### Objective
Leaving out all images, write out the records that follow exactly.

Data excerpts
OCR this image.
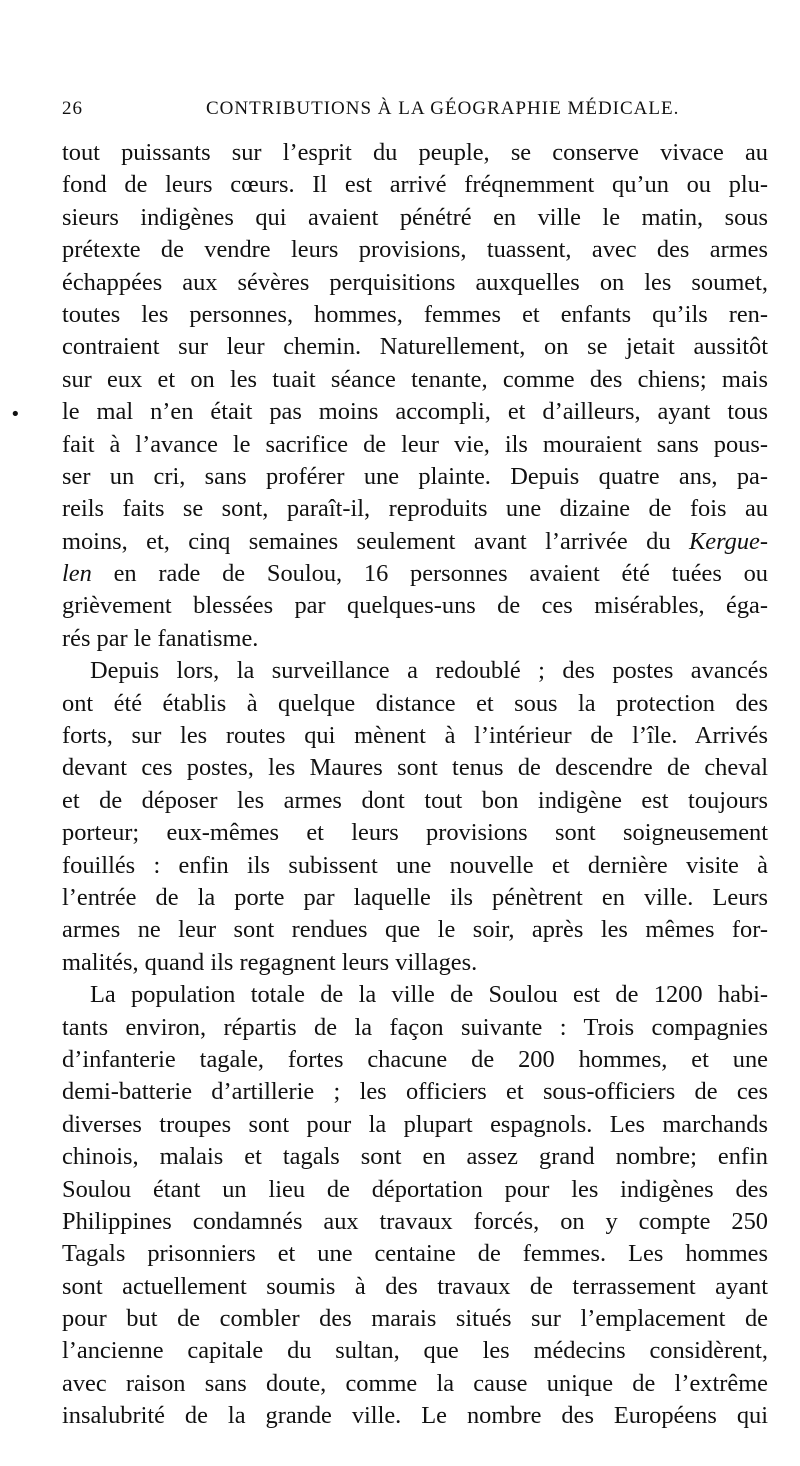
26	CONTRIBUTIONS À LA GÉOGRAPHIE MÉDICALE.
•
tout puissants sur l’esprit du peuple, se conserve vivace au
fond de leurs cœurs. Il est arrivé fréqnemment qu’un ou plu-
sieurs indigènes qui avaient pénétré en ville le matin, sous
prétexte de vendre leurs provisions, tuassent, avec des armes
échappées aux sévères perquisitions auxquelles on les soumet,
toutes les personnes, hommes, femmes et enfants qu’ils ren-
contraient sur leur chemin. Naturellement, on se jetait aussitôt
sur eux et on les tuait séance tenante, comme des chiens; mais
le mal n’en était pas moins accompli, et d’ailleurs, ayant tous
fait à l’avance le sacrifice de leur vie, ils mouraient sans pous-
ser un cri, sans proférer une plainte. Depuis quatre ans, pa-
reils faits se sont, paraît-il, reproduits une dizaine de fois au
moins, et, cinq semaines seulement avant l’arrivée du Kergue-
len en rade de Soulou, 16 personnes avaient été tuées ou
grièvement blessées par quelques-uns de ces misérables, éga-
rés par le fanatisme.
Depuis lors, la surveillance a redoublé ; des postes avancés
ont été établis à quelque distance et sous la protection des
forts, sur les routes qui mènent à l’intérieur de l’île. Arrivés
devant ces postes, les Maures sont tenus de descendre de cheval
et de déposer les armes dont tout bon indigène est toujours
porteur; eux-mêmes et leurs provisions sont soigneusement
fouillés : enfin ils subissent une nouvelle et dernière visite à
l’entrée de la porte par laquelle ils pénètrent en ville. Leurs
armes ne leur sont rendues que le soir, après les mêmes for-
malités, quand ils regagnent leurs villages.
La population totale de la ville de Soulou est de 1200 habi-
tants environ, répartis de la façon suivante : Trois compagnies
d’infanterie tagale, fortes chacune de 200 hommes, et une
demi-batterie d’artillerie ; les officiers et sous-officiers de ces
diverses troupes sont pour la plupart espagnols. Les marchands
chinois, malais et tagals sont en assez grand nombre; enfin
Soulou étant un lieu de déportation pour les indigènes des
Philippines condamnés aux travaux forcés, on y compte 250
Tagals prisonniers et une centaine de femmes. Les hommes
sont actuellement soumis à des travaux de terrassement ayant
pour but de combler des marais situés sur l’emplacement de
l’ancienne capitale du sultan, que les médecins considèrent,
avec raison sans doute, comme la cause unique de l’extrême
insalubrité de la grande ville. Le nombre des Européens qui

### Result
OCR this image.
26	CONTRIBUTIONS À LA GÉOGRAPHIE MÉDICALE.
•
tout puissants sur l’esprit du peuple, se conserve vivace au
fond de leurs cœurs. Il est arrivé fréqnemment qu’un ou plu-
sieurs indigènes qui avaient pénétré en ville le matin, sous
prétexte de vendre leurs provisions, tuassent, avec des armes
échappées aux sévères perquisitions auxquelles on les soumet,
toutes les personnes, hommes, femmes et enfants qu’ils ren-
contraient sur leur chemin. Naturellement, on se jetait aussitôt
sur eux et on les tuait séance tenante, comme des chiens; mais
le mal n’en était pas moins accompli, et d’ailleurs, ayant tous
fait à l’avance le sacrifice de leur vie, ils mouraient sans pous-
ser un cri, sans proférer une plainte. Depuis quatre ans, pa-
reils faits se sont, paraît-il, reproduits une dizaine de fois au
moins, et, cinq semaines seulement avant l’arrivée du Kergue-
len en rade de Soulou, 16 personnes avaient été tuées ou
grièvement blessées par quelques-uns de ces misérables, éga-
rés par le fanatisme.
Depuis lors, la surveillance a redoublé ; des postes avancés
ont été établis à quelque distance et sous la protection des
forts, sur les routes qui mènent à l’intérieur de l’île. Arrivés
devant ces postes, les Maures sont tenus de descendre de cheval
et de déposer les armes dont tout bon indigène est toujours
porteur; eux-mêmes et leurs provisions sont soigneusement
fouillés : enfin ils subissent une nouvelle et dernière visite à
l’entrée de la porte par laquelle ils pénètrent en ville. Leurs
armes ne leur sont rendues que le soir, après les mêmes for-
malités, quand ils regagnent leurs villages.
La population totale de la ville de Soulou est de 1200 habi-
tants environ, répartis de la façon suivante : Trois compagnies
d’infanterie tagale, fortes chacune de 200 hommes, et une
demi-batterie d’artillerie ; les officiers et sous-officiers de ces
diverses troupes sont pour la plupart espagnols. Les marchands
chinois, malais et tagals sont en assez grand nombre; enfin
Soulou étant un lieu de déportation pour les indigènes des
Philippines condamnés aux travaux forcés, on y compte 250
Tagals prisonniers et une centaine de femmes. Les hommes
sont actuellement soumis à des travaux de terrassement ayant
pour but de combler des marais situés sur l’emplacement de
l’ancienne capitale du sultan, que les médecins considèrent,
avec raison sans doute, comme la cause unique de l’extrême
insalubrité de la grande ville. Le nombre des Européens qui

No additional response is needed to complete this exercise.